--- Start DATA SUPPLIED ---
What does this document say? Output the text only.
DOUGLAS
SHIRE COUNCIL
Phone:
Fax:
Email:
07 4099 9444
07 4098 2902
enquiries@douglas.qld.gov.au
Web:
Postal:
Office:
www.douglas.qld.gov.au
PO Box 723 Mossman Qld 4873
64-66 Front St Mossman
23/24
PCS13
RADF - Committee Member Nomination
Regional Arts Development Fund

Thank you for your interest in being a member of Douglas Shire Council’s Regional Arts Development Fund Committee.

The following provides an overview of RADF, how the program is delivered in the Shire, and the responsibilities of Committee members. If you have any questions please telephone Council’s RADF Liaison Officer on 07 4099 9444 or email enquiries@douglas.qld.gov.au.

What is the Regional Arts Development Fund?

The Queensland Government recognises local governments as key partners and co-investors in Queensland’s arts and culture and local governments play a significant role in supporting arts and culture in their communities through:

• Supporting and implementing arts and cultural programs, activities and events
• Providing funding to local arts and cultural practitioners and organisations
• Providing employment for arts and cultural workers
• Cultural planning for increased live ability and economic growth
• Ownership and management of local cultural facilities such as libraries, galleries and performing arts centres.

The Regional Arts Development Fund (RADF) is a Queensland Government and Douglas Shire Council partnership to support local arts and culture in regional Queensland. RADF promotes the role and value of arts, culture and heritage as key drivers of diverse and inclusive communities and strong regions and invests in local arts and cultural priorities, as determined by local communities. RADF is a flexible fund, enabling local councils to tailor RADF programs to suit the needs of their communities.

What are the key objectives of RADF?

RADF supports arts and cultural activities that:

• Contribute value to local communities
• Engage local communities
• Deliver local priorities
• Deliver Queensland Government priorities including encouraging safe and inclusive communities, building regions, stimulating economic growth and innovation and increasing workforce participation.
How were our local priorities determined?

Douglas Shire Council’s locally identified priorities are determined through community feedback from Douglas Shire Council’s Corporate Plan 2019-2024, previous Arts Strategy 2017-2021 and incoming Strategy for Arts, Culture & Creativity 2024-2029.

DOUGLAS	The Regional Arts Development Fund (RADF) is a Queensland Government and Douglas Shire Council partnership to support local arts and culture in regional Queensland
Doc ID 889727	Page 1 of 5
--- End DATA SUPPLIED ---
THE REQUEST: Copy out the whole listing, exactly as written.

TASK ANSWER:
What does this document say? Output the text only.
DOUGLAS
SHIRE COUNCIL
Phone:
Fax:
Email:
07 4099 9444
07 4098 2902
enquiries@douglas.qld.gov.au
Web:
Postal:
Office:
www.douglas.qld.gov.au
PO Box 723 Mossman Qld 4873
64-66 Front St Mossman
23/24
PCS13
RADF - Committee Member Nomination
Regional Arts Development Fund

Thank you for your interest in being a member of Douglas Shire Council’s Regional Arts Development Fund Committee.

The following provides an overview of RADF, how the program is delivered in the Shire, and the responsibilities of Committee members. If you have any questions please telephone Council’s RADF Liaison Officer on 07 4099 9444 or email enquiries@douglas.qld.gov.au.

What is the Regional Arts Development Fund?

The Queensland Government recognises local governments as key partners and co-investors in Queensland’s arts and culture and local governments play a significant role in supporting arts and culture in their communities through:

• Supporting and implementing arts and cultural programs, activities and events
• Providing funding to local arts and cultural practitioners and organisations
• Providing employment for arts and cultural workers
• Cultural planning for increased live ability and economic growth
• Ownership and management of local cultural facilities such as libraries, galleries and performing arts centres.

The Regional Arts Development Fund (RADF) is a Queensland Government and Douglas Shire Council partnership to support local arts and culture in regional Queensland. RADF promotes the role and value of arts, culture and heritage as key drivers of diverse and inclusive communities and strong regions and invests in local arts and cultural priorities, as determined by local communities. RADF is a flexible fund, enabling local councils to tailor RADF programs to suit the needs of their communities.

What are the key objectives of RADF?

RADF supports arts and cultural activities that:

• Contribute value to local communities
• Engage local communities
• Deliver local priorities
• Deliver Queensland Government priorities including encouraging safe and inclusive communities, building regions, stimulating economic growth and innovation and increasing workforce participation.
How were our local priorities determined?

Douglas Shire Council’s locally identified priorities are determined through community feedback from Douglas Shire Council’s Corporate Plan 2019-2024, previous Arts Strategy 2017-2021 and incoming Strategy for Arts, Culture & Creativity 2024-2029.

DOUGLAS	The Regional Arts Development Fund (RADF) is a Queensland Government and Douglas Shire Council partnership to support local arts and culture in regional Queensland
Doc ID 889727	Page 1 of 5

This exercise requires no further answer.